--- start STORED ROWS ---

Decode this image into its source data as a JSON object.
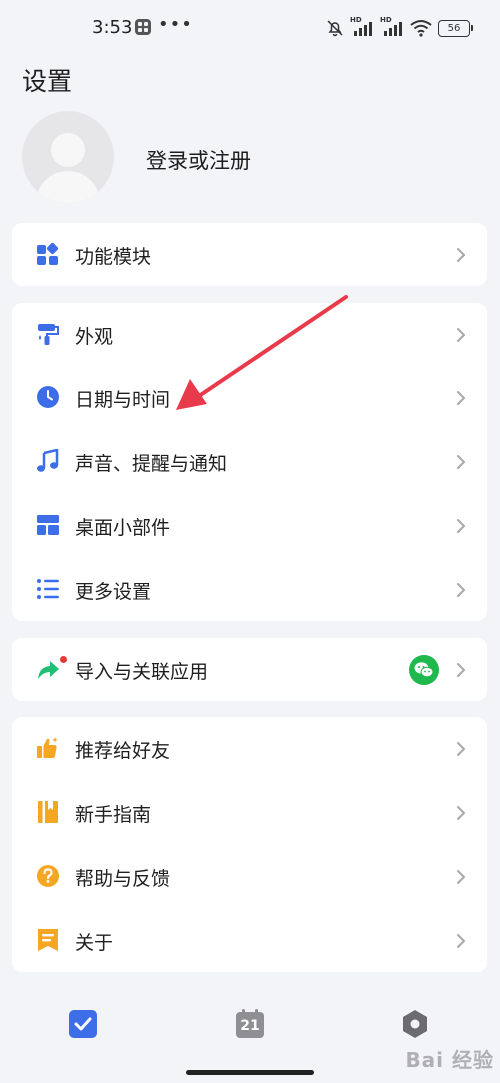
{
  "status_bar": {
    "time": "3:53",
    "battery": "56",
    "signal_label": "HD"
  },
  "header": {
    "title": "设置"
  },
  "profile": {
    "login_text": "登录或注册"
  },
  "groups": {
    "g1": [
      {
        "label": "功能模块",
        "icon": "grid-icon"
      }
    ],
    "g2": [
      {
        "label": "外观",
        "icon": "paint-roller-icon"
      },
      {
        "label": "日期与时间",
        "icon": "clock-icon"
      },
      {
        "label": "声音、提醒与通知",
        "icon": "music-note-icon"
      },
      {
        "label": "桌面小部件",
        "icon": "widget-layout-icon"
      },
      {
        "label": "更多设置",
        "icon": "list-icon"
      }
    ],
    "g3": [
      {
        "label": "导入与关联应用",
        "icon": "share-arrow-icon",
        "badge_icon": "wechat-icon"
      }
    ],
    "g4": [
      {
        "label": "推荐给好友",
        "icon": "thumbs-up-icon"
      },
      {
        "label": "新手指南",
        "icon": "book-icon"
      },
      {
        "label": "帮助与反馈",
        "icon": "help-circle-icon"
      },
      {
        "label": "关于",
        "icon": "document-icon"
      }
    ]
  },
  "tab_bar": {
    "calendar_day": "21"
  },
  "watermark": "Bai 经验",
  "colors": {
    "accent": "#3d6ee8",
    "green": "#1eb84c",
    "orange": "#f5a623",
    "arrow": "#e83a4a"
  }
}
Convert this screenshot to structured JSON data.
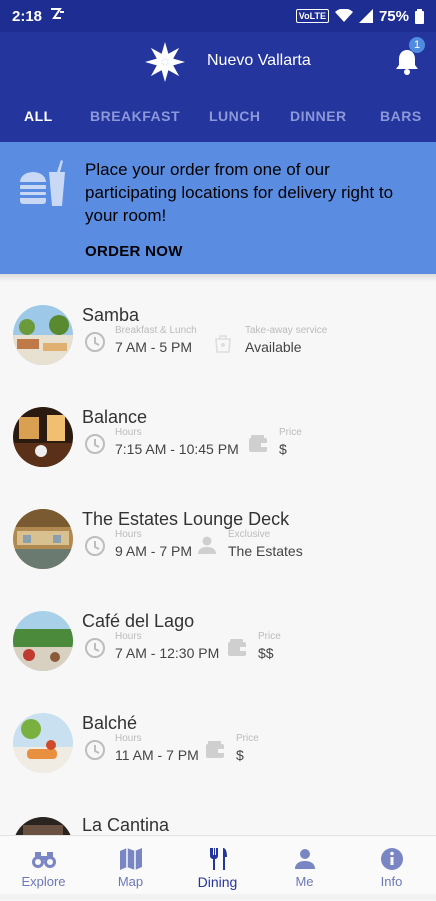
{
  "status": {
    "time": "2:18",
    "volte": "VoLTE",
    "battery": "75%"
  },
  "header": {
    "resort": "Nuevo Vallarta",
    "notifications": "1"
  },
  "tabs": [
    {
      "label": "ALL",
      "active": true
    },
    {
      "label": "BREAKFAST",
      "active": false
    },
    {
      "label": "LUNCH",
      "active": false
    },
    {
      "label": "DINNER",
      "active": false
    },
    {
      "label": "BARS",
      "active": false
    }
  ],
  "promo": {
    "text": "Place your order from one of our participating locations for delivery right to your room!",
    "cta": "ORDER NOW"
  },
  "restaurants": [
    {
      "name": "Samba",
      "hours_label": "Breakfast & Lunch",
      "hours": "7 AM - 5 PM",
      "extra_label": "Take-away service",
      "extra": "Available",
      "extra_icon": "takeaway-icon"
    },
    {
      "name": "Balance",
      "hours_label": "Hours",
      "hours": "7:15 AM - 10:45 PM",
      "extra_label": "Price",
      "extra": "$",
      "extra_icon": "wallet-icon"
    },
    {
      "name": "The Estates Lounge Deck",
      "hours_label": "Hours",
      "hours": "9 AM - 7 PM",
      "extra_label": "Exclusive",
      "extra": "The Estates",
      "extra_icon": "person-icon"
    },
    {
      "name": "Café del Lago",
      "hours_label": "Hours",
      "hours": "7 AM - 12:30 PM",
      "extra_label": "Price",
      "extra": "$$",
      "extra_icon": "wallet-icon"
    },
    {
      "name": "Balché",
      "hours_label": "Hours",
      "hours": "11 AM - 7 PM",
      "extra_label": "Price",
      "extra": "$",
      "extra_icon": "wallet-icon"
    },
    {
      "name": "La Cantina"
    }
  ],
  "nav": [
    {
      "label": "Explore",
      "icon": "binoculars-icon"
    },
    {
      "label": "Map",
      "icon": "map-icon"
    },
    {
      "label": "Dining",
      "icon": "dining-icon",
      "active": true
    },
    {
      "label": "Me",
      "icon": "person-icon"
    },
    {
      "label": "Info",
      "icon": "info-icon"
    }
  ],
  "colors": {
    "header": "#24359e",
    "promo": "#5a8de2",
    "active_tab": "#ffffff",
    "inactive_tab": "#8d98d8"
  }
}
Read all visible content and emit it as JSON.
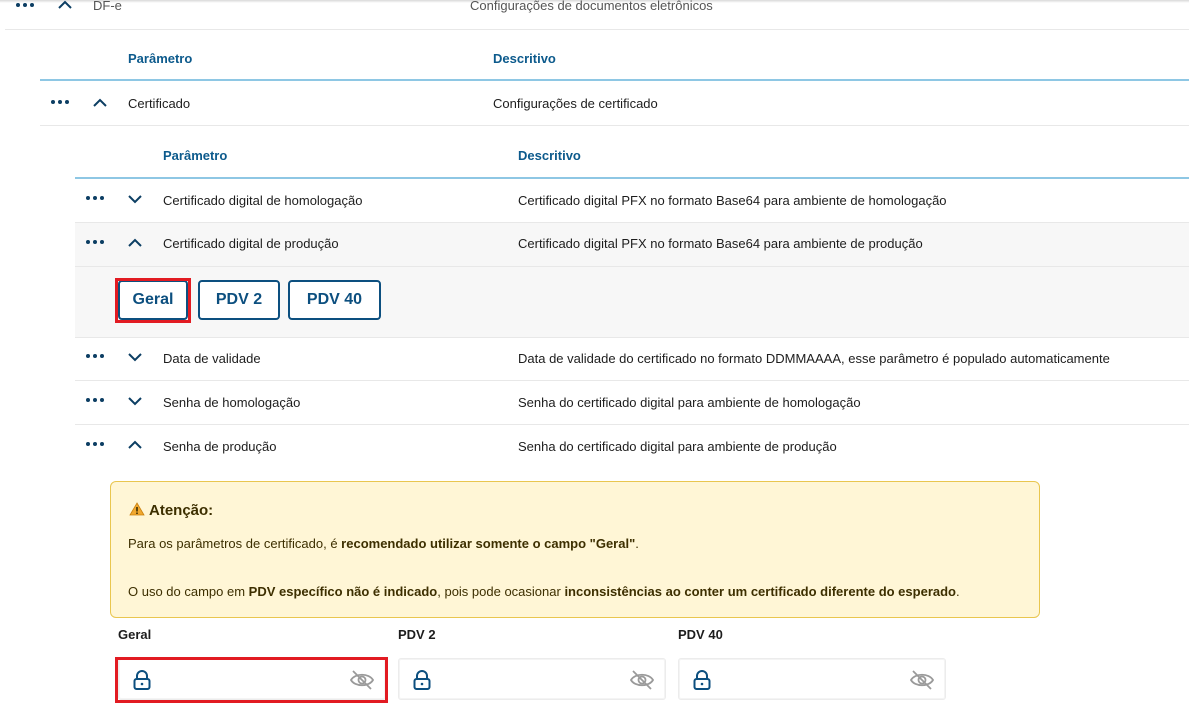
{
  "top": {
    "name": "DF-e",
    "description": "Configurações de documentos eletrônicos"
  },
  "level1": {
    "headers": {
      "param": "Parâmetro",
      "desc": "Descritivo"
    },
    "row": {
      "name": "Certificado",
      "description": "Configurações de certificado"
    }
  },
  "level2": {
    "headers": {
      "param": "Parâmetro",
      "desc": "Descritivo"
    },
    "rows": [
      {
        "name": "Certificado digital de homologação",
        "description": "Certificado digital PFX no formato Base64 para ambiente de homologação",
        "expanded": false
      },
      {
        "name": "Certificado digital de produção",
        "description": "Certificado digital PFX no formato Base64 para ambiente de produção",
        "expanded": true
      },
      {
        "name": "Data de validade",
        "description": "Data de validade do certificado no formato DDMMAAAA, esse parâmetro é populado automaticamente",
        "expanded": false
      },
      {
        "name": "Senha de homologação",
        "description": "Senha do certificado digital para ambiente de homologação",
        "expanded": false
      },
      {
        "name": "Senha de produção",
        "description": "Senha do certificado digital para ambiente de produção",
        "expanded": true
      }
    ]
  },
  "pdv_buttons": [
    "Geral",
    "PDV 2",
    "PDV 40"
  ],
  "alert": {
    "title": "Atenção:",
    "line1_a": "Para os parâmetros de certificado, é ",
    "line1_b": "recomendado utilizar somente o campo \"Geral\"",
    "line1_c": ".",
    "line2_a": "O uso do campo em ",
    "line2_b": "PDV específico não é indicado",
    "line2_c": ", pois pode ocasionar ",
    "line2_d": "inconsistências ao conter um certificado diferente do esperado",
    "line2_e": "."
  },
  "fields": [
    {
      "label": "Geral",
      "value": ""
    },
    {
      "label": "PDV 2",
      "value": ""
    },
    {
      "label": "PDV 40",
      "value": ""
    }
  ],
  "colors": {
    "accent": "#0c4f7f",
    "header_text": "#0c5a8c",
    "highlight": "#e21b22",
    "alert_bg": "#fff6d6"
  }
}
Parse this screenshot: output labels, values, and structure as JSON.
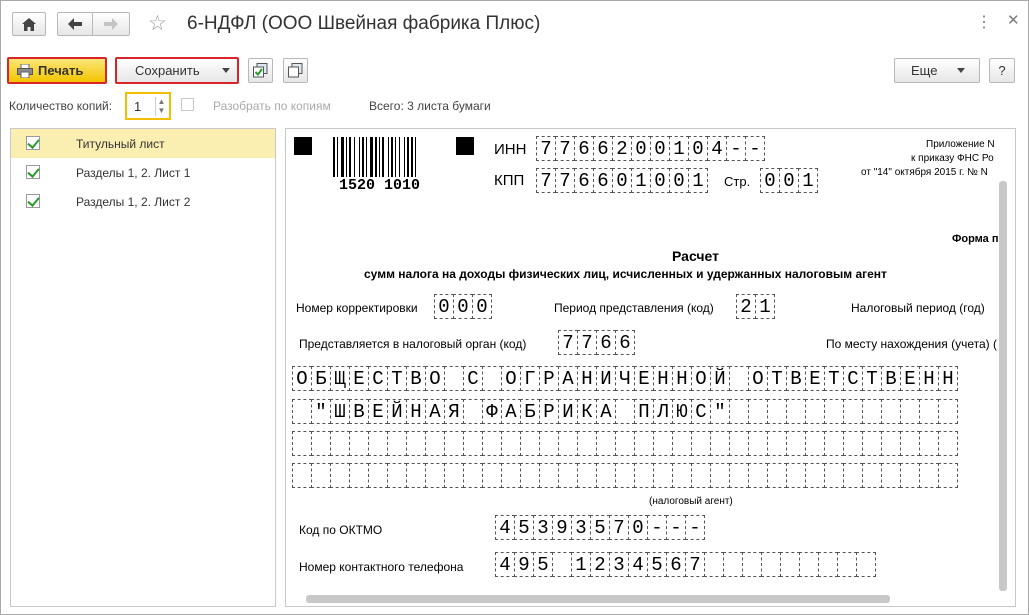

--- end STORED ROWS ---

STATED PROBLEM.
Write out each entry exactly as given, but skip the pictures.

SOLUTION FOR THIS EXERCISE.
Decode this image into its source data as a JSON object.
{
  "status_bar": {
    "time": "3:53",
    "battery": "56",
    "signal_label": "HD"
  },
  "header": {
    "title": "设置"
  },
  "profile": {
    "login_text": "登录或注册"
  },
  "groups": {
    "g1": [
      {
        "label": "功能模块",
        "icon": "grid-icon"
      }
    ],
    "g2": [
      {
        "label": "外观",
        "icon": "paint-roller-icon"
      },
      {
        "label": "日期与时间",
        "icon": "clock-icon"
      },
      {
        "label": "声音、提醒与通知",
        "icon": "music-note-icon"
      },
      {
        "label": "桌面小部件",
        "icon": "widget-layout-icon"
      },
      {
        "label": "更多设置",
        "icon": "list-icon"
      }
    ],
    "g3": [
      {
        "label": "导入与关联应用",
        "icon": "share-arrow-icon",
        "badge_icon": "wechat-icon"
      }
    ],
    "g4": [
      {
        "label": "推荐给好友",
        "icon": "thumbs-up-icon"
      },
      {
        "label": "新手指南",
        "icon": "book-icon"
      },
      {
        "label": "帮助与反馈",
        "icon": "help-circle-icon"
      },
      {
        "label": "关于",
        "icon": "document-icon"
      }
    ]
  },
  "tab_bar": {
    "calendar_day": "21"
  },
  "watermark": "Bai 经验",
  "colors": {
    "accent": "#3d6ee8",
    "green": "#1eb84c",
    "orange": "#f5a623",
    "arrow": "#e83a4a"
  }
}
Convert this screenshot to structured JSON data.
{
  "status": {
    "time": "2:18",
    "volte": "VoLTE",
    "battery": "75%"
  },
  "header": {
    "resort": "Nuevo Vallarta",
    "notifications": "1"
  },
  "tabs": [
    {
      "label": "ALL",
      "active": true
    },
    {
      "label": "BREAKFAST",
      "active": false
    },
    {
      "label": "LUNCH",
      "active": false
    },
    {
      "label": "DINNER",
      "active": false
    },
    {
      "label": "BARS",
      "active": false
    }
  ],
  "promo": {
    "text": "Place your order from one of our participating locations for delivery right to your room!",
    "cta": "ORDER NOW"
  },
  "restaurants": [
    {
      "name": "Samba",
      "hours_label": "Breakfast & Lunch",
      "hours": "7 AM - 5 PM",
      "extra_label": "Take-away service",
      "extra": "Available",
      "extra_icon": "takeaway-icon"
    },
    {
      "name": "Balance",
      "hours_label": "Hours",
      "hours": "7:15 AM - 10:45 PM",
      "extra_label": "Price",
      "extra": "$",
      "extra_icon": "wallet-icon"
    },
    {
      "name": "The Estates Lounge Deck",
      "hours_label": "Hours",
      "hours": "9 AM - 7 PM",
      "extra_label": "Exclusive",
      "extra": "The Estates",
      "extra_icon": "person-icon"
    },
    {
      "name": "Café del Lago",
      "hours_label": "Hours",
      "hours": "7 AM - 12:30 PM",
      "extra_label": "Price",
      "extra": "$$",
      "extra_icon": "wallet-icon"
    },
    {
      "name": "Balché",
      "hours_label": "Hours",
      "hours": "11 AM - 7 PM",
      "extra_label": "Price",
      "extra": "$",
      "extra_icon": "wallet-icon"
    },
    {
      "name": "La Cantina"
    }
  ],
  "nav": [
    {
      "label": "Explore",
      "icon": "binoculars-icon"
    },
    {
      "label": "Map",
      "icon": "map-icon"
    },
    {
      "label": "Dining",
      "icon": "dining-icon",
      "active": true
    },
    {
      "label": "Me",
      "icon": "person-icon"
    },
    {
      "label": "Info",
      "icon": "info-icon"
    }
  ],
  "colors": {
    "header": "#24359e",
    "promo": "#5a8de2",
    "active_tab": "#ffffff",
    "inactive_tab": "#8d98d8"
  }
}
Read all visible content and emit it as JSON.
{
  "top": {
    "name": "DF-e",
    "description": "Configurações de documentos eletrônicos"
  },
  "level1": {
    "headers": {
      "param": "Parâmetro",
      "desc": "Descritivo"
    },
    "row": {
      "name": "Certificado",
      "description": "Configurações de certificado"
    }
  },
  "level2": {
    "headers": {
      "param": "Parâmetro",
      "desc": "Descritivo"
    },
    "rows": [
      {
        "name": "Certificado digital de homologação",
        "description": "Certificado digital PFX no formato Base64 para ambiente de homologação",
        "expanded": false
      },
      {
        "name": "Certificado digital de produção",
        "description": "Certificado digital PFX no formato Base64 para ambiente de produção",
        "expanded": true
      },
      {
        "name": "Data de validade",
        "description": "Data de validade do certificado no formato DDMMAAAA, esse parâmetro é populado automaticamente",
        "expanded": false
      },
      {
        "name": "Senha de homologação",
        "description": "Senha do certificado digital para ambiente de homologação",
        "expanded": false
      },
      {
        "name": "Senha de produção",
        "description": "Senha do certificado digital para ambiente de produção",
        "expanded": true
      }
    ]
  },
  "pdv_buttons": [
    "Geral",
    "PDV 2",
    "PDV 40"
  ],
  "alert": {
    "title": "Atenção:",
    "line1_a": "Para os parâmetros de certificado, é ",
    "line1_b": "recomendado utilizar somente o campo \"Geral\"",
    "line1_c": ".",
    "line2_a": "O uso do campo em ",
    "line2_b": "PDV específico não é indicado",
    "line2_c": ", pois pode ocasionar ",
    "line2_d": "inconsistências ao conter um certificado diferente do esperado",
    "line2_e": "."
  },
  "fields": [
    {
      "label": "Geral",
      "value": ""
    },
    {
      "label": "PDV 2",
      "value": ""
    },
    {
      "label": "PDV 40",
      "value": ""
    }
  ],
  "colors": {
    "accent": "#0c4f7f",
    "header_text": "#0c5a8c",
    "highlight": "#e21b22",
    "alert_bg": "#fff6d6"
  }
}
Parse this screenshot: output labels, values, and structure as JSON.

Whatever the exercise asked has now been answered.